**INSTRUCTION:** Exclude the pictures; give every entry again exactly as written.

========

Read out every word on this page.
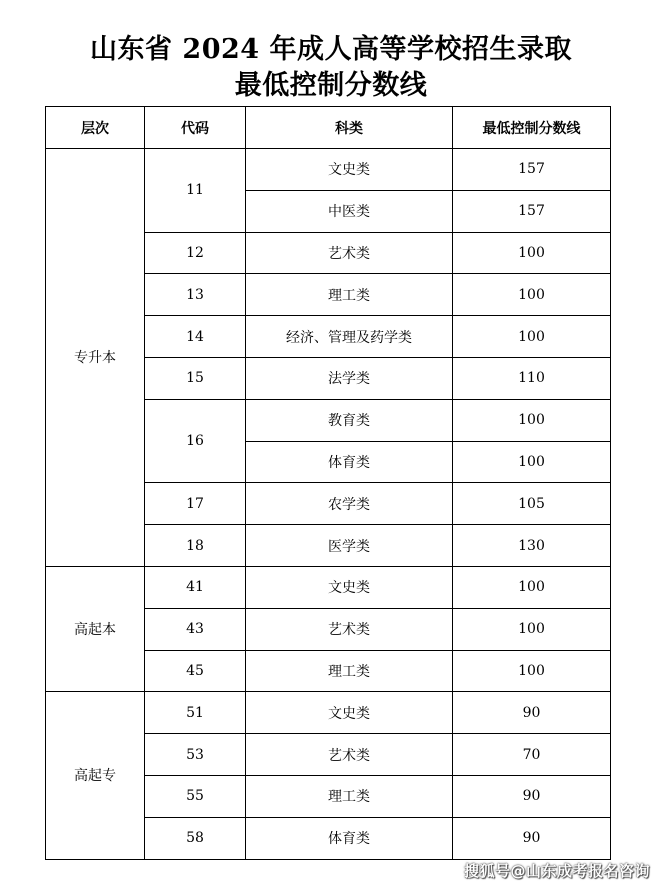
山东省 2024 年成人高等学校招生录取
最低控制分数线
层次	代码	科类	最低控制分数线
专升本	11	文史类	157
		中医类	157
	12	艺术类	100
	13	理工类	100
	14	经济、管理及药学类	100
	15	法学类	110
	16	教育类	100
		体育类	100
	17	农学类	105
	18	医学类	130
高起本	41	文史类	100
	43	艺术类	100
	45	理工类	100
高起专	51	文史类	90
	53	艺术类	70
	55	理工类	90
	58	体育类	90
搜狐号@山东成考报名咨询
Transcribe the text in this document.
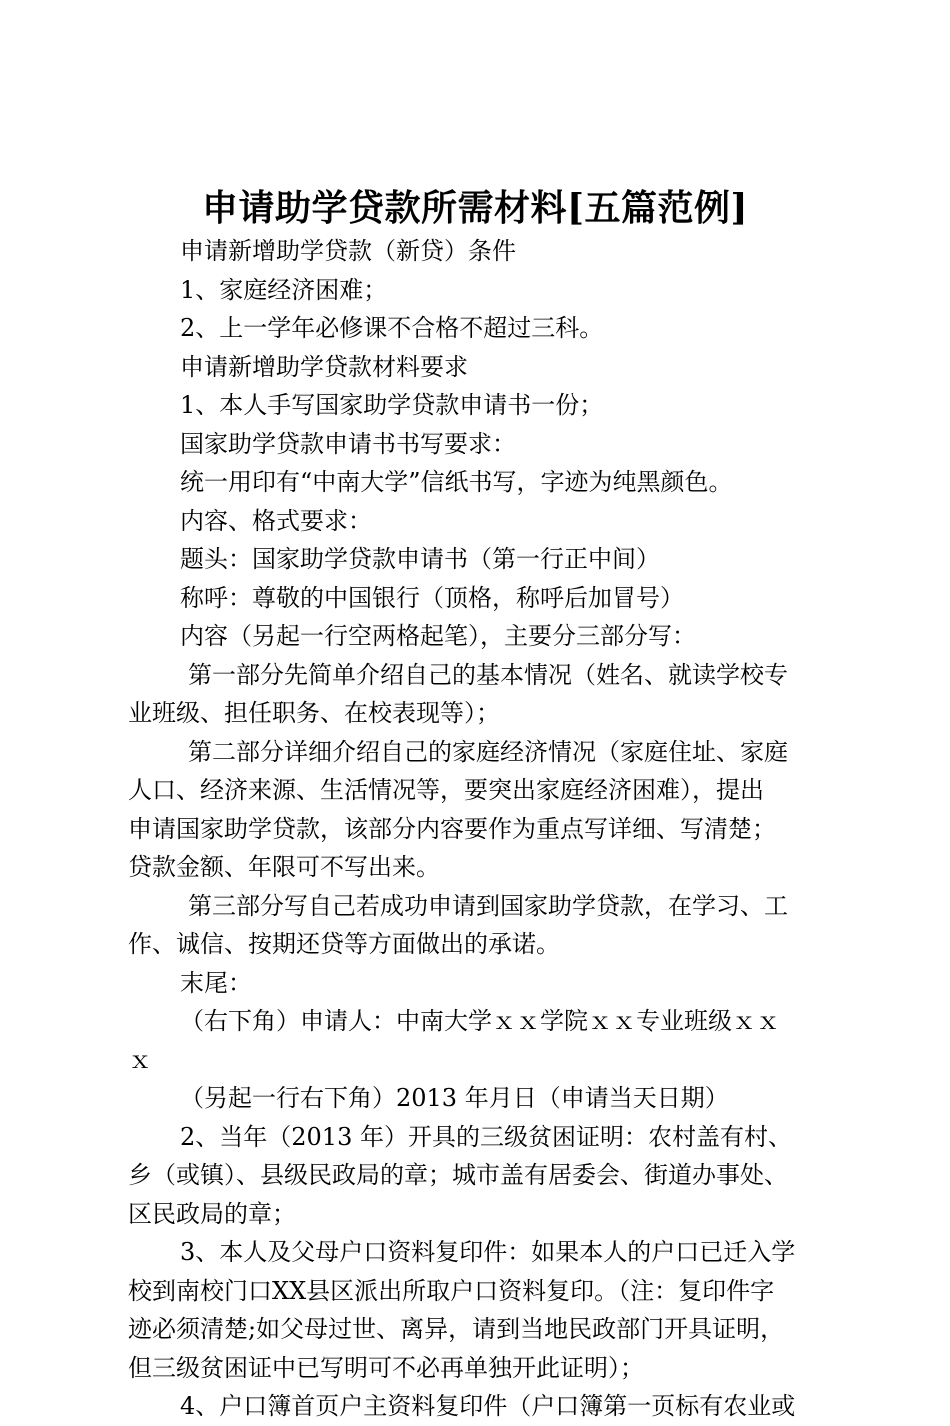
申请助学贷款所需材料[五篇范例]
申请新增助学贷款（新贷）条件
1、家庭经济困难；
2、上一学年必修课不合格不超过三科。
申请新增助学贷款材料要求
1、本人手写国家助学贷款申请书一份；
国家助学贷款申请书书写要求：
统一用印有“中南大学”信纸书写，字迹为纯黑颜色。
内容、格式要求：
题头：国家助学贷款申请书（第一行正中间）
称呼：尊敬的中国银行（顶格，称呼后加冒号）
内容（另起一行空两格起笔），主要分三部分写：
第一部分先简单介绍自己的基本情况（姓名、就读学校专
业班级、担任职务、在校表现等）；
第二部分详细介绍自己的家庭经济情况（家庭住址、家庭
人口、经济来源、生活情况等，要突出家庭经济困难），提出
申请国家助学贷款，该部分内容要作为重点写详细、写清楚；
贷款金额、年限可不写出来。
第三部分写自己若成功申请到国家助学贷款，在学习、工
作、诚信、按期还贷等方面做出的承诺。
末尾：
（右下角）申请人：中南大学ｘｘ学院ｘｘ专业班级ｘｘ
ｘ
（另起一行右下角）2013 年月日（申请当天日期）
2、当年（2013 年）开具的三级贫困证明：农村盖有村、
乡（或镇）、县级民政局的章；城市盖有居委会、街道办事处、
区民政局的章；
3、本人及父母户口资料复印件：如果本人的户口已迁入学
校到南校门口XX县区派出所取户口资料复印。（注：复印件字
迹必须清楚;如父母过世、离异，请到当地民政部门开具证明，
但三级贫困证中已写明可不必再单独开此证明）；
4、户口簿首页户主资料复印件（户口簿第一页标有农业或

========

**OUTPUT BELOW:**
Read out every word on this page.
山东省 2024 年成人高等学校招生录取
最低控制分数线
层次	代码	科类	最低控制分数线
专升本	11	文史类	157
		中医类	157
	12	艺术类	100
	13	理工类	100
	14	经济、管理及药学类	100
	15	法学类	110
	16	教育类	100
		体育类	100
	17	农学类	105
	18	医学类	130
高起本	41	文史类	100
	43	艺术类	100
	45	理工类	100
高起专	51	文史类	90
	53	艺术类	70
	55	理工类	90
	58	体育类	90
搜狐号@山东成考报名咨询
Transcribe the text in this document.
申请助学贷款所需材料[五篇范例]
申请新增助学贷款（新贷）条件
1、家庭经济困难；
2、上一学年必修课不合格不超过三科。
申请新增助学贷款材料要求
1、本人手写国家助学贷款申请书一份；
国家助学贷款申请书书写要求：
统一用印有“中南大学”信纸书写，字迹为纯黑颜色。
内容、格式要求：
题头：国家助学贷款申请书（第一行正中间）
称呼：尊敬的中国银行（顶格，称呼后加冒号）
内容（另起一行空两格起笔），主要分三部分写：
第一部分先简单介绍自己的基本情况（姓名、就读学校专
业班级、担任职务、在校表现等）；
第二部分详细介绍自己的家庭经济情况（家庭住址、家庭
人口、经济来源、生活情况等，要突出家庭经济困难），提出
申请国家助学贷款，该部分内容要作为重点写详细、写清楚；
贷款金额、年限可不写出来。
第三部分写自己若成功申请到国家助学贷款，在学习、工
作、诚信、按期还贷等方面做出的承诺。
末尾：
（右下角）申请人：中南大学ｘｘ学院ｘｘ专业班级ｘｘ
ｘ
（另起一行右下角）2013 年月日（申请当天日期）
2、当年（2013 年）开具的三级贫困证明：农村盖有村、
乡（或镇）、县级民政局的章；城市盖有居委会、街道办事处、
区民政局的章；
3、本人及父母户口资料复印件：如果本人的户口已迁入学
校到南校门口XX县区派出所取户口资料复印。（注：复印件字
迹必须清楚;如父母过世、离异，请到当地民政部门开具证明，
但三级贫困证中已写明可不必再单独开此证明）；
4、户口簿首页户主资料复印件（户口簿第一页标有农业或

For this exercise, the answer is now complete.